Only a number is expected here: the count of lines in the data that contain "Madár".

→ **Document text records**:

>>

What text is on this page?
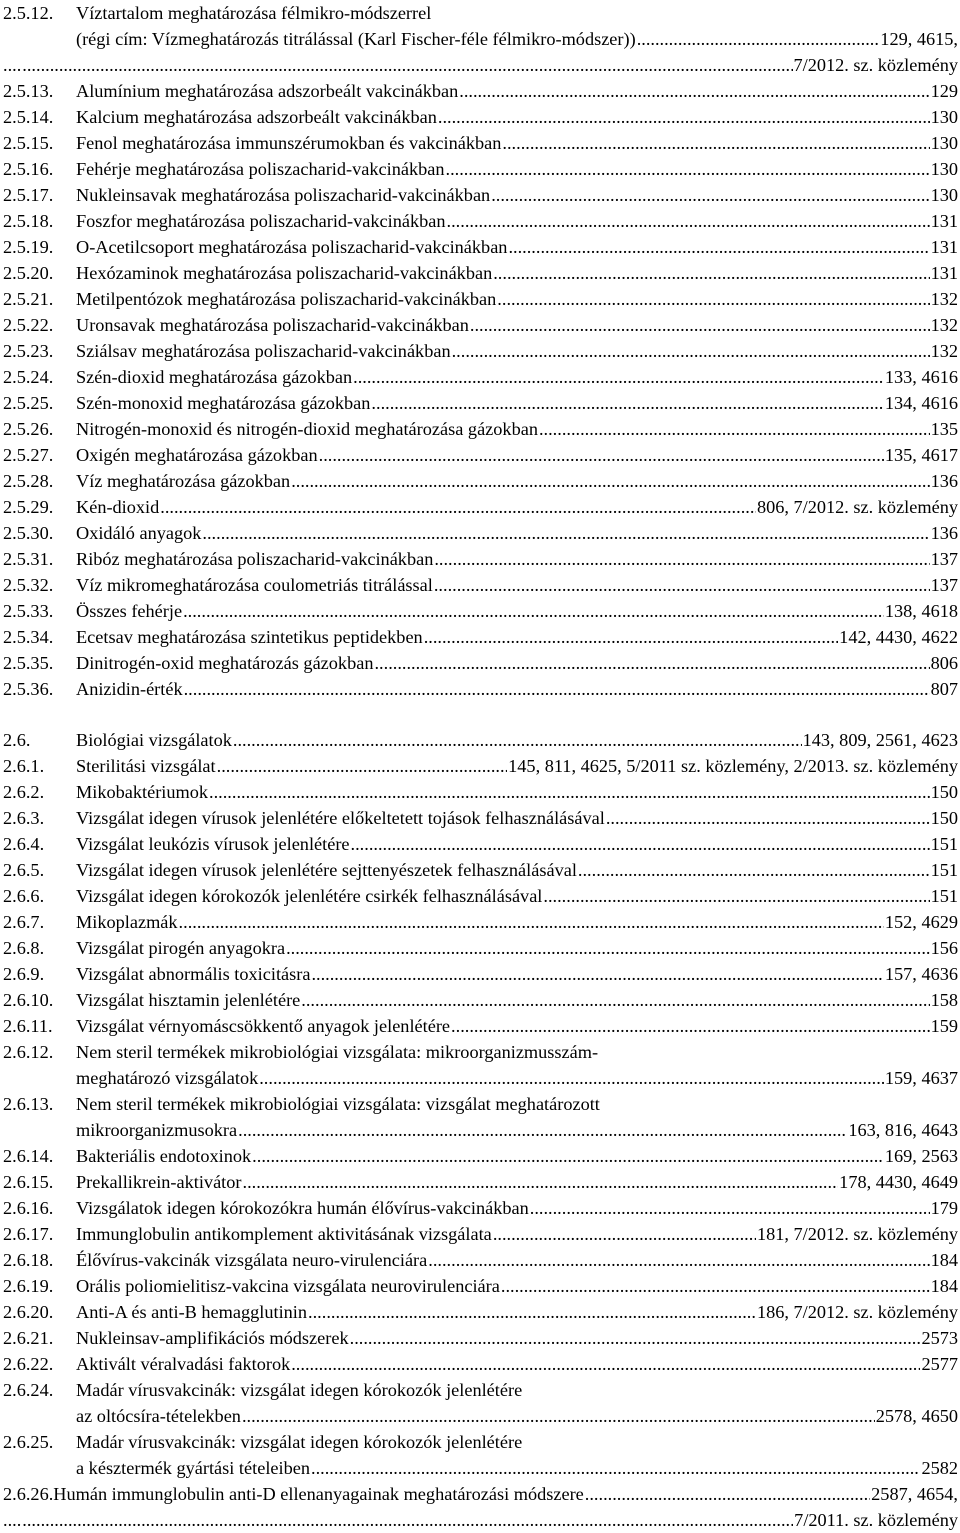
2.5.12. Víztartalom meghatározása félmikro-módszerrel
(régi cím: Vízmeghatározás titrálással (Karl Fischer-féle félmikro-módszer)) .....	129, 4615,
.... .....	7/2012. sz. közlemény
2.5.13. Alumínium meghatározása adszorbeált vakcinákban .....	129
2.5.14. Kalcium meghatározása adszorbeált vakcinákban .....	130
2.5.15. Fenol meghatározása immunszérumokban és vakcinákban .....	130
2.5.16. Fehérje meghatározása poliszacharid-vakcinákban .....	130
2.5.17. Nukleinsavak meghatározása poliszacharid-vakcinákban .....	130
2.5.18. Foszfor meghatározása poliszacharid-vakcinákban .....	131
2.5.19. O-Acetilcsoport meghatározása poliszacharid-vakcinákban .....	131
2.5.20. Hexózaminok meghatározása poliszacharid-vakcinákban .....	131
2.5.21. Metilpentózok meghatározása poliszacharid-vakcinákban .....	132
2.5.22. Uronsavak meghatározása poliszacharid-vakcinákban .....	132
2.5.23. Sziálsav meghatározása poliszacharid-vakcinákban .....	132
2.5.24. Szén-dioxid meghatározása gázokban .....	133, 4616
2.5.25. Szén-monoxid meghatározása gázokban .....	134, 4616
2.5.26. Nitrogén-monoxid és nitrogén-dioxid meghatározása gázokban .....	135
2.5.27. Oxigén meghatározása gázokban .....	135, 4617
2.5.28. Víz meghatározása gázokban .....	136
2.5.29. Kén-dioxid .....	806, 7/2012. sz. közlemény
2.5.30. Oxidáló anyagok .....	136
2.5.31. Ribóz meghatározása poliszacharid-vakcinákban .....	137
2.5.32. Víz mikromeghatározása coulometriás titrálással .....	137
2.5.33. Összes fehérje .....	138, 4618
2.5.34. Ecetsav meghatározása szintetikus peptidekben .....	142, 4430, 4622
2.5.35. Dinitrogén-oxid meghatározás gázokban .....	806
2.5.36. Anizidin-érték .....	807
2.6. Biológiai vizsgálatok .....	143, 809, 2561, 4623
2.6.1. Sterilitási vizsgálat .....	145, 811, 4625, 5/2011 sz. közlemény, 2/2013. sz. közlemény
2.6.2. Mikobaktériumok .....	150
2.6.3. Vizsgálat idegen vírusok jelenlétére előkeltetett tojások felhasználásával .....	150
2.6.4. Vizsgálat leukózis vírusok jelenlétére .....	151
2.6.5. Vizsgálat idegen vírusok jelenlétére sejttenyészetek felhasználásával .....	151
2.6.6. Vizsgálat idegen kórokozók jelenlétére csirkék felhasználásával .....	151
2.6.7. Mikoplazmák .....	152, 4629
2.6.8. Vizsgálat pirogén anyagokra .....	156
2.6.9. Vizsgálat abnormális toxicitásra .....	157, 4636
2.6.10. Vizsgálat hisztamin jelenlétére .....	158
2.6.11. Vizsgálat vérnyomáscsökkentő anyagok jelenlétére .....	159
2.6.12. Nem steril termékek mikrobiológiai vizsgálata: mikroorganizmusszám-
meghatározó vizsgálatok .....	159, 4637
2.6.13. Nem steril termékek mikrobiológiai vizsgálata: vizsgálat meghatározott
mikroorganizmusokra .....	163, 816, 4643
2.6.14. Bakteriális endotoxinok .....	169, 2563
2.6.15. Prekallikrein-aktivátor .....	178, 4430, 4649
2.6.16. Vizsgálatok idegen kórokozókra humán élővírus-vakcinákban .....	179
2.6.17. Immunglobulin antikomplement aktivitásának vizsgálata .....	181, 7/2012. sz. közlemény
2.6.18. Élővírus-vakcinák vizsgálata neuro-virulenciára .....	184
2.6.19. Orális poliomielitisz-vakcina vizsgálata neurovirulenciára .....	184
2.6.20. Anti-A és anti-B hemagglutinin .....	186, 7/2012. sz. közlemény
2.6.21. Nukleinsav-amplifikációs módszerek .....	2573
2.6.22. Aktivált véralvadási faktorok .....	2577
2.6.24. Madár vírusvakcinák: vizsgálat idegen kórokozók jelenlétére
az oltócsíra-tételekben .....	2578, 4650
2.6.25. Madár vírusvakcinák: vizsgálat idegen kórokozók jelenlétére
a késztermék gyártási tételeiben .....	2582
2.6.26. Humán immunglobulin anti-D ellenanyagainak meghatározási módszere .....	2587, 4654,
.... .....	7/2011. sz. közlemény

<<

→ **Written reply**: 2